AIM ->
All lines featuring the string "Services" are to be listed.

Dataset rows:
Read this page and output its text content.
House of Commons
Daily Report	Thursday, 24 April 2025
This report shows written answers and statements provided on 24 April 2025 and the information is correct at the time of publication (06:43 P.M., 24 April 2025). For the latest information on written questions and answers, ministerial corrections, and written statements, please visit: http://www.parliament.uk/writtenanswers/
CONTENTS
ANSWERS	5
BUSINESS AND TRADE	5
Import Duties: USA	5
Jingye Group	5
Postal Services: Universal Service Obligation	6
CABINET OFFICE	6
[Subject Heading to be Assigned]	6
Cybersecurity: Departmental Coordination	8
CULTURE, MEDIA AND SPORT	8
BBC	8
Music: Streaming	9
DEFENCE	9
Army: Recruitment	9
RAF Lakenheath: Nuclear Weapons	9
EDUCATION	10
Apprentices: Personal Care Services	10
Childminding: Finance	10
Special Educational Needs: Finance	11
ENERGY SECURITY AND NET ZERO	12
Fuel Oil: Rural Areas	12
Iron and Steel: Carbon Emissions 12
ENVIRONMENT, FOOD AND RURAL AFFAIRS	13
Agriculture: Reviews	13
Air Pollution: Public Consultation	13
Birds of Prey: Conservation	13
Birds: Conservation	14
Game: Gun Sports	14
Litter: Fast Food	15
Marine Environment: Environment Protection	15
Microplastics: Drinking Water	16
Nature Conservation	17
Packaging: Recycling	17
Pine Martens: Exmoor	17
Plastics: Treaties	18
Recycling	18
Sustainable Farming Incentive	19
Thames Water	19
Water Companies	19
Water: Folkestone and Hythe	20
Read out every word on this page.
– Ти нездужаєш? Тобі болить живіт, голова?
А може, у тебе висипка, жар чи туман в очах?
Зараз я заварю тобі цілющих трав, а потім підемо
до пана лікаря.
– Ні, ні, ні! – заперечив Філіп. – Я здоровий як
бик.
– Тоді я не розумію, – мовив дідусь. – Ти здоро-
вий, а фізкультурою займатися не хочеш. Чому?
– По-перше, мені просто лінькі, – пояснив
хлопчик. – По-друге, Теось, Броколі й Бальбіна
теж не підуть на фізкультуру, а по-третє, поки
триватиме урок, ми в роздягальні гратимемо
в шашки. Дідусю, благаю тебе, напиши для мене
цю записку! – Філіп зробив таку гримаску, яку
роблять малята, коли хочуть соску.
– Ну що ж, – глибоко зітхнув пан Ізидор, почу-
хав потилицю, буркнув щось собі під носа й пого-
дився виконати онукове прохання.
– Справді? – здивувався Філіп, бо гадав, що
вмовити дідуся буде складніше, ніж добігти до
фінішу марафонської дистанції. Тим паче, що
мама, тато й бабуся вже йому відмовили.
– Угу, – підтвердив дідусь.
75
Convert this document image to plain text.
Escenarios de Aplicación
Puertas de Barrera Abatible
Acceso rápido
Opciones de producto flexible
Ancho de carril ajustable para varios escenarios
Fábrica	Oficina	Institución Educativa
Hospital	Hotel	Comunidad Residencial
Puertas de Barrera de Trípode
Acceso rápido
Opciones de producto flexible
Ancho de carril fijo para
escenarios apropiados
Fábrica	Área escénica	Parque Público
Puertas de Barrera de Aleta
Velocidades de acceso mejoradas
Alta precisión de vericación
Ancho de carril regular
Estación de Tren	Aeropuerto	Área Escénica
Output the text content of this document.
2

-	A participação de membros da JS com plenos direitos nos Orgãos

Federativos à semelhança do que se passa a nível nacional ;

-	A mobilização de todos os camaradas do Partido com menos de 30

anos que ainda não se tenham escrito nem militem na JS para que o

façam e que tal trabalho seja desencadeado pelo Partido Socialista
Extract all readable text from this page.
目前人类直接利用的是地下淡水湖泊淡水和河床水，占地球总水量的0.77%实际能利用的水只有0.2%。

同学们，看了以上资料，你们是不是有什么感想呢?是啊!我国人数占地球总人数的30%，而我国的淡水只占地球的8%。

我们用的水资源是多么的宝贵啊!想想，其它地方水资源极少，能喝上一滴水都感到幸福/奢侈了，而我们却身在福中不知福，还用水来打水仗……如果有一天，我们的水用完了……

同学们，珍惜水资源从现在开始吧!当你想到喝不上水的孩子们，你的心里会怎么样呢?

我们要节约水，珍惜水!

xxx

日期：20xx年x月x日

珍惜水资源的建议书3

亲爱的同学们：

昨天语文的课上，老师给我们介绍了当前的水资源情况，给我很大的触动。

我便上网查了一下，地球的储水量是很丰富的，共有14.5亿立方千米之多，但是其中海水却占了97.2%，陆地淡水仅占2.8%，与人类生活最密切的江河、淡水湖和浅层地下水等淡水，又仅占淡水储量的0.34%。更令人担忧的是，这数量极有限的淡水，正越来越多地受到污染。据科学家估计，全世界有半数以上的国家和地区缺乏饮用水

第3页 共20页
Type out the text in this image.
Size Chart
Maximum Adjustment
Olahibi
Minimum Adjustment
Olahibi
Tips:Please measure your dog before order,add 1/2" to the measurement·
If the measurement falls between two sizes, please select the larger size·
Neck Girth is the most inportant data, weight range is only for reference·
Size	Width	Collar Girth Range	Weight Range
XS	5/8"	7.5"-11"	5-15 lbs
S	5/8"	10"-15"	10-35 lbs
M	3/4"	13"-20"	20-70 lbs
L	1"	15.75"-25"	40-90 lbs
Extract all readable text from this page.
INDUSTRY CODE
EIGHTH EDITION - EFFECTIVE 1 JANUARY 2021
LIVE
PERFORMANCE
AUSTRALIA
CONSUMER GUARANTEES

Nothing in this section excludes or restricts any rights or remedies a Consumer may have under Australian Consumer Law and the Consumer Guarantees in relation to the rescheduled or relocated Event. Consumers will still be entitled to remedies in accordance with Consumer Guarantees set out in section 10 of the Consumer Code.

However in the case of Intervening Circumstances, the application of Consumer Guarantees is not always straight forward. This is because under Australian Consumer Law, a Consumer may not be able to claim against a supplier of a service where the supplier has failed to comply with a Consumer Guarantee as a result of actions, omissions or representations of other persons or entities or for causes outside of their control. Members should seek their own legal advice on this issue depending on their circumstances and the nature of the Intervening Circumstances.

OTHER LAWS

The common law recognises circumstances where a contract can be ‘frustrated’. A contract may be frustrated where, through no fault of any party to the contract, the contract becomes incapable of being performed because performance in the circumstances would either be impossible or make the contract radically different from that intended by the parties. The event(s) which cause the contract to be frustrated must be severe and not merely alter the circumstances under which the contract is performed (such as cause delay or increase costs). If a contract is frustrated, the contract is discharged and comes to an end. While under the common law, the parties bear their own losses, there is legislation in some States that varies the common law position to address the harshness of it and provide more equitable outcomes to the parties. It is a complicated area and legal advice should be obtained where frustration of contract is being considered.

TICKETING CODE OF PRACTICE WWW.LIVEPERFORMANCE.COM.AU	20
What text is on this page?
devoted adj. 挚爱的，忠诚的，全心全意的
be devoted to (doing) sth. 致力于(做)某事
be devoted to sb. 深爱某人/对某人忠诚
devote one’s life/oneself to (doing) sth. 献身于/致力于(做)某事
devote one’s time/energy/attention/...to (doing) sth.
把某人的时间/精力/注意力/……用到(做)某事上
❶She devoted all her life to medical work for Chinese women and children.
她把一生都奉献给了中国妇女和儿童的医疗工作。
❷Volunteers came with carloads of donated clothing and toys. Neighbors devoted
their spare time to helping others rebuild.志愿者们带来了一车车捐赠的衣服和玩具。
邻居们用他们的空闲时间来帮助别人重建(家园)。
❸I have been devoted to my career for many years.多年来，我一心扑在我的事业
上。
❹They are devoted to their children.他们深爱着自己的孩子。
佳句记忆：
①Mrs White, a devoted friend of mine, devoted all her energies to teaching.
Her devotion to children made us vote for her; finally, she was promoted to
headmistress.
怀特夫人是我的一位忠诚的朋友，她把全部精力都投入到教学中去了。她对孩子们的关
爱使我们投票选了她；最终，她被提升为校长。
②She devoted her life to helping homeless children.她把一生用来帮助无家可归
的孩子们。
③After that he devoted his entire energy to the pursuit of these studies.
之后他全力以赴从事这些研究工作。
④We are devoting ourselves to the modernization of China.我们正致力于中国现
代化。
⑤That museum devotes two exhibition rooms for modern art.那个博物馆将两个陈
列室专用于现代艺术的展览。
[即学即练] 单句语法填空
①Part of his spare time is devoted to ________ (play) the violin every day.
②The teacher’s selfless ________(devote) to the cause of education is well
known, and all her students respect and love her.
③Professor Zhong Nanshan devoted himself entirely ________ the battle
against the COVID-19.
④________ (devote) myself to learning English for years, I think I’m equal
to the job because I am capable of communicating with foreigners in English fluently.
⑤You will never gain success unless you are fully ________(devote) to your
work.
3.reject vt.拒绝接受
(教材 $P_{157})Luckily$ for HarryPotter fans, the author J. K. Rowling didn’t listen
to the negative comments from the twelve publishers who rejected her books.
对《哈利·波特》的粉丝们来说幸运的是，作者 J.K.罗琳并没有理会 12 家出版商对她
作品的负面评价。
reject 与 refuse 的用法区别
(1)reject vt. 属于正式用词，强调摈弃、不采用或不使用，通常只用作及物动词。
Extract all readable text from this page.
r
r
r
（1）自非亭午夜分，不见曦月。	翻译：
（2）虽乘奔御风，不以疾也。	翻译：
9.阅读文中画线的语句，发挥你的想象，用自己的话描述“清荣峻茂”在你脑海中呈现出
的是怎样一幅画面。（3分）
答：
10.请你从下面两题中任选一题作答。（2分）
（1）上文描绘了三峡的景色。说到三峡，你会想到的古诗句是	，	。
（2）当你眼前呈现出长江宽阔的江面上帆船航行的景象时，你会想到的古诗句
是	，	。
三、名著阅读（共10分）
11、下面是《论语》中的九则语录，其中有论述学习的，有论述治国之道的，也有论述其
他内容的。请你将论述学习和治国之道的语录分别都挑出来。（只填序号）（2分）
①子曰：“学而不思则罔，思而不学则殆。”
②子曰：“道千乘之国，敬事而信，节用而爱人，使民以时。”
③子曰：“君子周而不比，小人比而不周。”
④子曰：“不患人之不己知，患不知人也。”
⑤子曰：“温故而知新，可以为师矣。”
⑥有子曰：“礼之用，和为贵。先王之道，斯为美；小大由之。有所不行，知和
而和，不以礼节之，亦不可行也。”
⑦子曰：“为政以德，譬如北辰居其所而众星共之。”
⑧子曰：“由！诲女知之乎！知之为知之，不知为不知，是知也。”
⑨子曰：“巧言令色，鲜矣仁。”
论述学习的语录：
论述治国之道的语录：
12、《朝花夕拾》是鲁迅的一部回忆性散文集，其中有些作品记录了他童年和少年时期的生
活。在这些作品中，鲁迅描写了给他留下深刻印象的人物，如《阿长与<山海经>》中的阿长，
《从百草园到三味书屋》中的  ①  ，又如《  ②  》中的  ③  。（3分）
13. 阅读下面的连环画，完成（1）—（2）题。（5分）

COMPLETED TASK ->
Postal Services: Universal Service Obligation	6
Apprentices: Personal Care Services	10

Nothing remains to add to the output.